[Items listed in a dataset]
▬▬▬
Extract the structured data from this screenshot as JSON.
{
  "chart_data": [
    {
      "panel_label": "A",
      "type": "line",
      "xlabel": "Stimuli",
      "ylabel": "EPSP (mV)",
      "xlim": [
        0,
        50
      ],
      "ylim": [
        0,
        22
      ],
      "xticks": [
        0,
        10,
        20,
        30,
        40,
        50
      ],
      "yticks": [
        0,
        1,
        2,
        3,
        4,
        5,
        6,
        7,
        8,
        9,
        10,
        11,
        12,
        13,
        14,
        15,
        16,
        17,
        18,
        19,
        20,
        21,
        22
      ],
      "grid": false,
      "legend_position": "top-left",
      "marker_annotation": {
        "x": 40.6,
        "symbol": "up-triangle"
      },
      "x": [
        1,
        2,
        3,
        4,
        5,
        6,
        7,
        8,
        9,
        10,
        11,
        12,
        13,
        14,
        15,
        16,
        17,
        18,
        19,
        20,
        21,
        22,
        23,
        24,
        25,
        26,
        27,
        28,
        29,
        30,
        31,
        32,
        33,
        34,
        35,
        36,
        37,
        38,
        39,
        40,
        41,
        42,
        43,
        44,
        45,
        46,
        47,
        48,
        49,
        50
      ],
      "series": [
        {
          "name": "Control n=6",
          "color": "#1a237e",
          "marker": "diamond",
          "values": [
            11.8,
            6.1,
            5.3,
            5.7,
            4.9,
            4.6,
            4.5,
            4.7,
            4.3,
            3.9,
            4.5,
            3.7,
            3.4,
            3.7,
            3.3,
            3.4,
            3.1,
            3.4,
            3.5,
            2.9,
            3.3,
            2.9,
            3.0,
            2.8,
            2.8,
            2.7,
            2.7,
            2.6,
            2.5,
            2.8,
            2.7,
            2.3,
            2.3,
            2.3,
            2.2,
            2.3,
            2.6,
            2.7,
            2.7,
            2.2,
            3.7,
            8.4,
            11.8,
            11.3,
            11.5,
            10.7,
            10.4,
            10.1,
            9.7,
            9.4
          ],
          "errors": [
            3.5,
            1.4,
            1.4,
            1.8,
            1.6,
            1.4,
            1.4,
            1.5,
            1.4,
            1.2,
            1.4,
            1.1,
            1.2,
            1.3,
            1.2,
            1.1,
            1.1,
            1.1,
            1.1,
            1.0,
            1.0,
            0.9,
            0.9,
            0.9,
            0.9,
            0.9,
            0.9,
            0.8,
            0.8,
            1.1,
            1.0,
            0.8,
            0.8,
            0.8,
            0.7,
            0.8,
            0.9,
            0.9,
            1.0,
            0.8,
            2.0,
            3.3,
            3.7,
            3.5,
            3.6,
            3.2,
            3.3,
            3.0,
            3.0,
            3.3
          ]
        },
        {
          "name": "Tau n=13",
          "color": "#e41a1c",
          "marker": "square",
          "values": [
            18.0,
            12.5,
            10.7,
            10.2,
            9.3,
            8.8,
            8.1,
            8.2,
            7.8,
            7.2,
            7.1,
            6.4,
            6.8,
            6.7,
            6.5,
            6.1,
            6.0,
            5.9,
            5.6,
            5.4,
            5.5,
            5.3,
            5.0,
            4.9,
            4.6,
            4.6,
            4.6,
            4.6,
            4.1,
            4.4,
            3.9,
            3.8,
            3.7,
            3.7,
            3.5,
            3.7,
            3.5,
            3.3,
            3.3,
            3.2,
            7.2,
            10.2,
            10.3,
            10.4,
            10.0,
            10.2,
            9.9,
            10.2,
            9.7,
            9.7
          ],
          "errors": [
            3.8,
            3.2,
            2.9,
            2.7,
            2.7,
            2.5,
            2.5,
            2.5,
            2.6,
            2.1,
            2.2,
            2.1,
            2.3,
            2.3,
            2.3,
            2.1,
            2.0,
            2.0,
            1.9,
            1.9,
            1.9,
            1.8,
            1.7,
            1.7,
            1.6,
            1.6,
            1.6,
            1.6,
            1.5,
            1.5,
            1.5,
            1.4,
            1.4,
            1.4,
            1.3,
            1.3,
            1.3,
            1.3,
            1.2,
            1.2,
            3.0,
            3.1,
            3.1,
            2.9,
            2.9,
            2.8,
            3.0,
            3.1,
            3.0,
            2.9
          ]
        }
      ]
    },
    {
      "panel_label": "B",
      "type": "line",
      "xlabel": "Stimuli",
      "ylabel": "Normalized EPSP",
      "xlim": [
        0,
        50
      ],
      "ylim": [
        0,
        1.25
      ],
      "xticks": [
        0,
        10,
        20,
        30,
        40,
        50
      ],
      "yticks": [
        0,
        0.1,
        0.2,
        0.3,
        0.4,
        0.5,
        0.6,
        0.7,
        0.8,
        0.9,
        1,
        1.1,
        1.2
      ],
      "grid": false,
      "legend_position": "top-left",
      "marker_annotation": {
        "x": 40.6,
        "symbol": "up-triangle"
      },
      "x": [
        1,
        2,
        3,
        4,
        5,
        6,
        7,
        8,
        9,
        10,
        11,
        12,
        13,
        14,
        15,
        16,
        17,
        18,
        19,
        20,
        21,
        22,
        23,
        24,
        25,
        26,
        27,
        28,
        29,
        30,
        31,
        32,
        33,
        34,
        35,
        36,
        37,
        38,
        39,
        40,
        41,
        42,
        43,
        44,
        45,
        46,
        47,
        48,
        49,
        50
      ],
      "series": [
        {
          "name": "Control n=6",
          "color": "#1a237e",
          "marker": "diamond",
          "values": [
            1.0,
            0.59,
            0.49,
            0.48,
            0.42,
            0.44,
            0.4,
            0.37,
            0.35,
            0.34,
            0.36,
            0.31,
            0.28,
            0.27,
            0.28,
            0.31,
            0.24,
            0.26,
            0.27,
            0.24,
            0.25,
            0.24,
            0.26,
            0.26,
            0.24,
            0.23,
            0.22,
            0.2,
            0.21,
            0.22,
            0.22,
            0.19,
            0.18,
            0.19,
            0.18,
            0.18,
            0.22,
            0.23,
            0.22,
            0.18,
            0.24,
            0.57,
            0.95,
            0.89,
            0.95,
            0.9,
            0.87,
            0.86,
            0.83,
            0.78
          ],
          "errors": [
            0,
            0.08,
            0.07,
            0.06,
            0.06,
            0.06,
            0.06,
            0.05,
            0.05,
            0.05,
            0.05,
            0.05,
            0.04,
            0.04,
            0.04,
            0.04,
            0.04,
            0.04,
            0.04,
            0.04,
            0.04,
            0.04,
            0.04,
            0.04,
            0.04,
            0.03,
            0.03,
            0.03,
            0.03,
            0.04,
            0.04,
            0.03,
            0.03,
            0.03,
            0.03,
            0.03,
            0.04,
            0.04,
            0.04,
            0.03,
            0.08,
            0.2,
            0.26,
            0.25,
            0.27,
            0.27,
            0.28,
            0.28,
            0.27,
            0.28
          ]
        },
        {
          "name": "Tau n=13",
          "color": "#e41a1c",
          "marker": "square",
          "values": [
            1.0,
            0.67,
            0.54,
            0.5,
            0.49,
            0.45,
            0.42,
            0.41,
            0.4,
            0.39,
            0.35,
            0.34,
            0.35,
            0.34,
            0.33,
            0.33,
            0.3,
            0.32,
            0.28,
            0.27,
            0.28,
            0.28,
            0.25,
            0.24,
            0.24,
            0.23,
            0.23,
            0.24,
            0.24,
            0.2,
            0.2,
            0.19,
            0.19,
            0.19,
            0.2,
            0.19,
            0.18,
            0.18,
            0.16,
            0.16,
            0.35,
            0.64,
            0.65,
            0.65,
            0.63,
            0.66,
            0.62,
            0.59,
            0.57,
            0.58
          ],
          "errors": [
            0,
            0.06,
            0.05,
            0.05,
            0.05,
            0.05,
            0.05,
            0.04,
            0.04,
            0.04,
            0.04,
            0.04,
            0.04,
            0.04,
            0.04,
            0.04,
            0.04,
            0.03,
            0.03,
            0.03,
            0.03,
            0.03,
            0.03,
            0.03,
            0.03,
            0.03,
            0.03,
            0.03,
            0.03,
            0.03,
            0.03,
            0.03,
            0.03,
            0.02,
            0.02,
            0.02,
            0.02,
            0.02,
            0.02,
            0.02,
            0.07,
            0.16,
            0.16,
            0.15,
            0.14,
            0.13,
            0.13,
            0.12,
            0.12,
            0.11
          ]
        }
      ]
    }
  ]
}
▬▬▬
#### Aim of the task
Of all the lines in the listing above, how many include "ylabel"? Write only the number.

#### Task answer
2